Recorded data
|---|

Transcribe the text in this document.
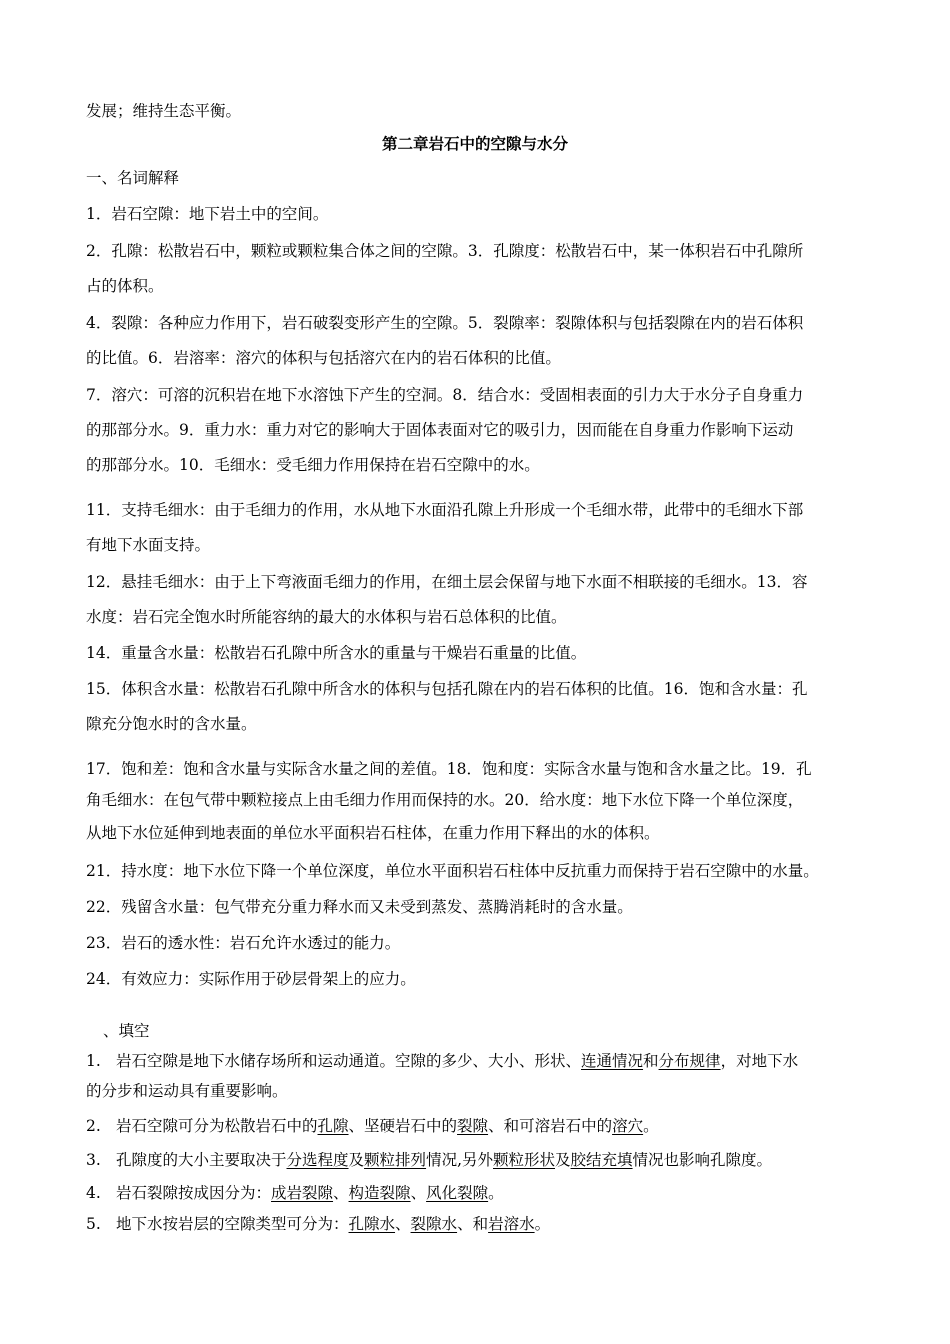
发展；维持生态平衡。
第二章岩石中的空隙与水分
一、名词解释
1．岩石空隙：地下岩土中的空间。
2．孔隙：松散岩石中，颗粒或颗粒集合体之间的空隙。3．孔隙度：松散岩石中，某一体积岩石中孔隙所
占的体积。
4．裂隙：各种应力作用下，岩石破裂变形产生的空隙。5．裂隙率：裂隙体积与包括裂隙在内的岩石体积
的比值。6．岩溶率：溶穴的体积与包括溶穴在内的岩石体积的比值。
7．溶穴：可溶的沉积岩在地下水溶蚀下产生的空洞。8．结合水：受固相表面的引力大于水分子自身重力
的那部分水。9．重力水：重力对它的影响大于固体表面对它的吸引力，因而能在自身重力作影响下运动
的那部分水。10．毛细水：受毛细力作用保持在岩石空隙中的水。
11．支持毛细水：由于毛细力的作用，水从地下水面沿孔隙上升形成一个毛细水带，此带中的毛细水下部
有地下水面支持。
12．悬挂毛细水：由于上下弯液面毛细力的作用，在细土层会保留与地下水面不相联接的毛细水。13．容
水度：岩石完全饱水时所能容纳的最大的水体积与岩石总体积的比值。
14．重量含水量：松散岩石孔隙中所含水的重量与干燥岩石重量的比值。
15．体积含水量：松散岩石孔隙中所含水的体积与包括孔隙在内的岩石体积的比值。16．饱和含水量：孔
隙充分饱水时的含水量。
17．饱和差：饱和含水量与实际含水量之间的差值。18．饱和度：实际含水量与饱和含水量之比。19．孔
角毛细水：在包气带中颗粒接点上由毛细力作用而保持的水。20．给水度：地下水位下降一个单位深度，
从地下水位延伸到地表面的单位水平面积岩石柱体，在重力作用下释出的水的体积。
21．持水度：地下水位下降一个单位深度，单位水平面积岩石柱体中反抗重力而保持于岩石空隙中的水量。
22．残留含水量：包气带充分重力释水而又未受到蒸发、蒸腾消耗时的含水量。
23．岩石的透水性：岩石允许水透过的能力。
24．有效应力：实际作用于砂层骨架上的应力。
、填空
1. 岩石空隙是地下水储存场所和运动通道。空隙的多少、大小、形状、连通情况和分布规律，对地下水
的分步和运动具有重要影响。
2. 岩石空隙可分为松散岩石中的孔隙、坚硬岩石中的裂隙、和可溶岩石中的溶穴。
3. 孔隙度的大小主要取决于分选程度及颗粒排列情况,另外颗粒形状及胶结充填情况也影响孔隙度。
4. 岩石裂隙按成因分为：成岩裂隙、构造裂隙、风化裂隙。
5. 地下水按岩层的空隙类型可分为：孔隙水、裂隙水、和岩溶水。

|---|

Given exercise —
Among the records above, find each line holding the string "地下水位下降一个单位深度" and pull it out.

Solution to the exercise —
角毛细水：在包气带中颗粒接点上由毛细力作用而保持的水。20．给水度：地下水位下降一个单位深度，
21．持水度：地下水位下降一个单位深度，单位水平面积岩石柱体中反抗重力而保持于岩石空隙中的水量。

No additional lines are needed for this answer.